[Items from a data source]
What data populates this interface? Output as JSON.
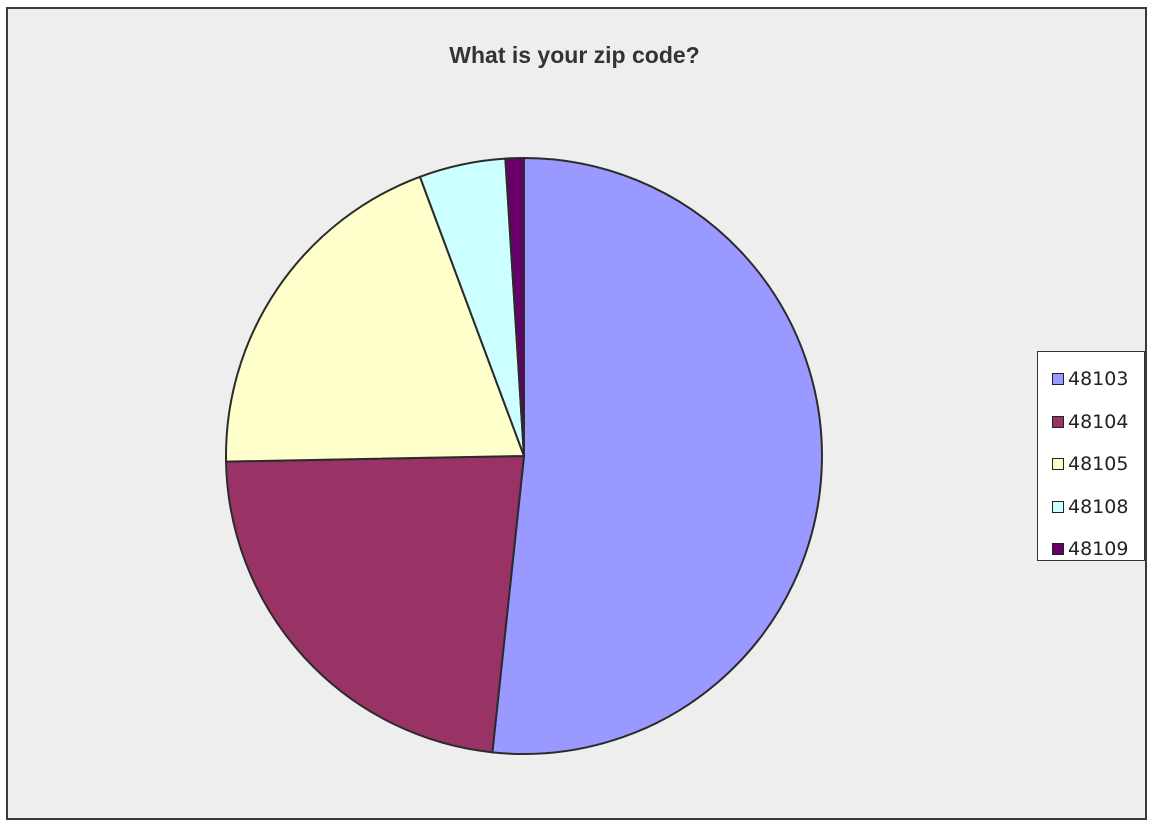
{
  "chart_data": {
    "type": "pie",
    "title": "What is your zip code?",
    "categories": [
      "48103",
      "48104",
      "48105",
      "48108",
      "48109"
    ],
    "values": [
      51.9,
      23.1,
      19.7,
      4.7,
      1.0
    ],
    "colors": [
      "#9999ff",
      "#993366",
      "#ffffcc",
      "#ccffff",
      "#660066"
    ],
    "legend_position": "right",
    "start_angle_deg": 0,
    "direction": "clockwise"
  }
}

| Prompt |
Every entry must be reproduced exactly, with the images left out.

| Answer in full |
What data populates this interface? Output as JSON.
{
  "chart_data": {
    "type": "pie",
    "title": "What is your zip code?",
    "categories": [
      "48103",
      "48104",
      "48105",
      "48108",
      "48109"
    ],
    "values": [
      51.9,
      23.1,
      19.7,
      4.7,
      1.0
    ],
    "colors": [
      "#9999ff",
      "#993366",
      "#ffffcc",
      "#ccffff",
      "#660066"
    ],
    "legend_position": "right",
    "start_angle_deg": 0,
    "direction": "clockwise"
  }
}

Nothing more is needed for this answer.